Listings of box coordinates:
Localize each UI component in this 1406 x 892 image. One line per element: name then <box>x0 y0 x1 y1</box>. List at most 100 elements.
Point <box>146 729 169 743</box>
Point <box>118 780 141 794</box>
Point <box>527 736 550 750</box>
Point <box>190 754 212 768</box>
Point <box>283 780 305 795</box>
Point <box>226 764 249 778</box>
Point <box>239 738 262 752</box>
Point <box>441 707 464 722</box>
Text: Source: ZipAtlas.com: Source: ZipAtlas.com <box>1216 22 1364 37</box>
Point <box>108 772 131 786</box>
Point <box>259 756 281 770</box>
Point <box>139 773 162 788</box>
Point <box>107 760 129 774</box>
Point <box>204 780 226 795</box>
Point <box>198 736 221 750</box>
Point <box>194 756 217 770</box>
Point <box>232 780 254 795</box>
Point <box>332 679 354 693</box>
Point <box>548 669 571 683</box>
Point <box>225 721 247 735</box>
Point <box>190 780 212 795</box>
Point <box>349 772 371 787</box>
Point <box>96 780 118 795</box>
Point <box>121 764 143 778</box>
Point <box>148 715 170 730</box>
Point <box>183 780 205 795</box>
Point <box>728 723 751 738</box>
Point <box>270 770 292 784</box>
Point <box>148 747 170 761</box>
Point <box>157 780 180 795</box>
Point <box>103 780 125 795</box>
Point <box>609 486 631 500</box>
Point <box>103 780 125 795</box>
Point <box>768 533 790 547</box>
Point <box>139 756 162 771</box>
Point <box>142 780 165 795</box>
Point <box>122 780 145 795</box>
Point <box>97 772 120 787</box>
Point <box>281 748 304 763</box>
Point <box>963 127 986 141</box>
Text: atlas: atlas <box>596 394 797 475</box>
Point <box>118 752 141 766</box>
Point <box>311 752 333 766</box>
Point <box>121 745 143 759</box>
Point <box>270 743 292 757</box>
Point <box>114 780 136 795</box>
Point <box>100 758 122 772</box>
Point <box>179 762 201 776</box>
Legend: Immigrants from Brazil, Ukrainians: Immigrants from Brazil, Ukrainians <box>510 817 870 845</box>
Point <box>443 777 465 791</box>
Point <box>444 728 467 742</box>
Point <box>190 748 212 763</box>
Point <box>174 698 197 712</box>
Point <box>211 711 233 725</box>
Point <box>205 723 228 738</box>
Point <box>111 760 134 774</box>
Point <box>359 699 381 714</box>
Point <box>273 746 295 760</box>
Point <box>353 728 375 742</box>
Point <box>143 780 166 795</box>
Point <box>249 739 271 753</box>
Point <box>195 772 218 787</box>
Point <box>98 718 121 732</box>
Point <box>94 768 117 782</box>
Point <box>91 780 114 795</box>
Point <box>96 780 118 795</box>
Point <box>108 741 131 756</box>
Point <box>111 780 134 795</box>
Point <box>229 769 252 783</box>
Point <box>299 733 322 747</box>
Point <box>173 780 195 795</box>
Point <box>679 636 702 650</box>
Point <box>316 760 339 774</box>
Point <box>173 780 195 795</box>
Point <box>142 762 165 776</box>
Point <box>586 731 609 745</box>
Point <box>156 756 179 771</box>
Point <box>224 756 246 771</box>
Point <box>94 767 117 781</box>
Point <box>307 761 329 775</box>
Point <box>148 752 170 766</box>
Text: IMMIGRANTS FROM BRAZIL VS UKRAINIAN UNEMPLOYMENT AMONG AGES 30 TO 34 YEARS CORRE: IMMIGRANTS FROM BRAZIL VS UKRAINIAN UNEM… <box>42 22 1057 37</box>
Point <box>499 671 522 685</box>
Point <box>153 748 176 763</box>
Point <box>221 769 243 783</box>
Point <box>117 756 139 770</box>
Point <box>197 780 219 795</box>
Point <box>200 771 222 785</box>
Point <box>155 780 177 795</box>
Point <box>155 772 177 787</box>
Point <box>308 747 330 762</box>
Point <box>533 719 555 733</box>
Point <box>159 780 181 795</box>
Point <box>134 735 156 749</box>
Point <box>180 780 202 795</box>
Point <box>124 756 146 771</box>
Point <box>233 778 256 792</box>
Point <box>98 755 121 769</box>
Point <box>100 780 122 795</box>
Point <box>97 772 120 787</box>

__What this task involves__: Locate each line in the data above that contains the string "Text". Copy those lines out in full.

__Final answer__:
Text: Source: ZipAtlas.com: Source: ZipAtlas.com <box>1216 22 1364 37</box>
Text: atlas: atlas <box>596 394 797 475</box>
Text: IMMIGRANTS FROM BRAZIL VS UKRAINIAN UNEMPLOYMENT AMONG AGES 30 TO 34 YEARS CORRE: IMMIGRANTS FROM BRAZIL VS UKRAINIAN UNEM… <box>42 22 1057 37</box>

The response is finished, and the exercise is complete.